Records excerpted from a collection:
########################################

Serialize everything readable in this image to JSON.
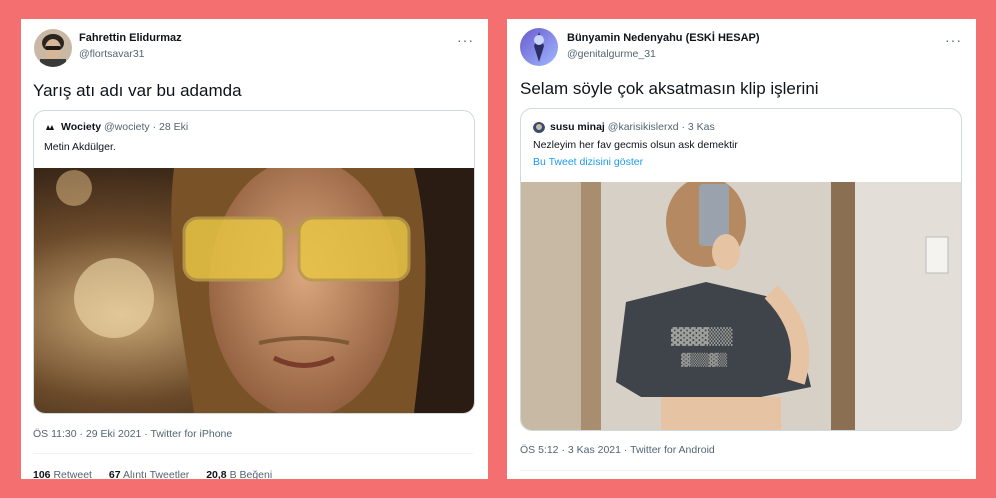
{
  "left_tweet": {
    "author_name": "Fahrettin Elidurmaz",
    "author_handle": "@flortsavar31",
    "text": "Yarış atı adı var bu adamda",
    "quote": {
      "author_name": "Wociety",
      "author_handle": "@wociety",
      "separator": "·",
      "date": "28 Eki",
      "text": "Metin Akdülger."
    },
    "timestamp": "ÖS 11:30 · 29 Eki 2021 · Twitter for iPhone",
    "stats": [
      {
        "count": "106",
        "label": "Retweet"
      },
      {
        "count": "67",
        "label": "Alıntı Tweetler"
      },
      {
        "count": "20,8",
        "label": "B Beğeni"
      }
    ]
  },
  "right_tweet": {
    "author_name": "Bünyamin Nedenyahu (ESKİ HESAP)",
    "author_handle": "@genitalgurme_31",
    "text": "Selam söyle çok aksatmasın klip işlerini",
    "quote": {
      "author_name": "susu minaj",
      "author_handle": "@karisikislerxd",
      "separator": "·",
      "date": "3 Kas",
      "text": "Nezleyim her fav gecmis olsun ask demektir",
      "thread_link": "Bu Tweet dizisini göster"
    },
    "timestamp": "ÖS 5:12 · 3 Kas 2021 · Twitter for Android"
  },
  "more_glyph": "···",
  "colors": {
    "background": "#f36f70",
    "link": "#1d9bf0",
    "secondary_text": "#536471"
  }
}
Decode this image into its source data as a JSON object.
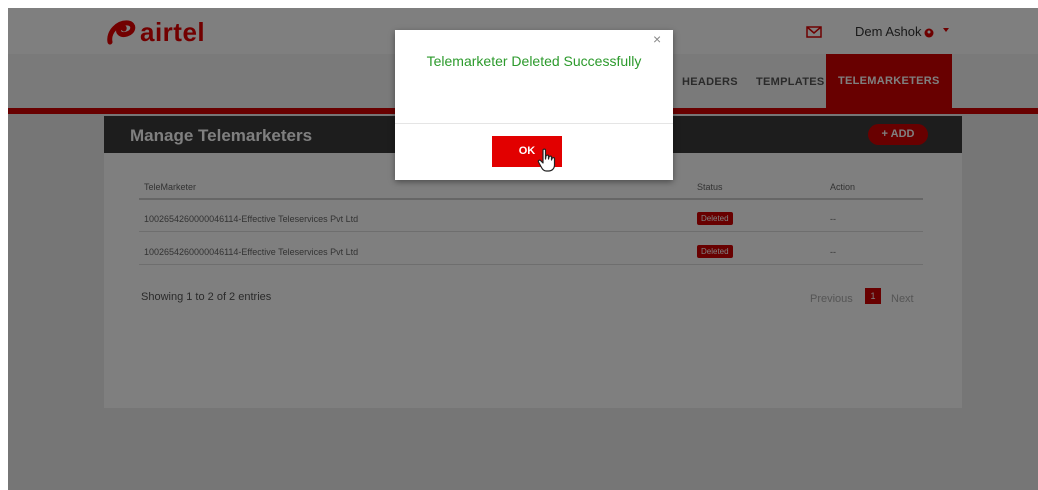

########################################

TASK DIRECTIONS: Report how many lines of the data contain the word "this", using the number alone.

ANSWER TO THE PROBLEM: 2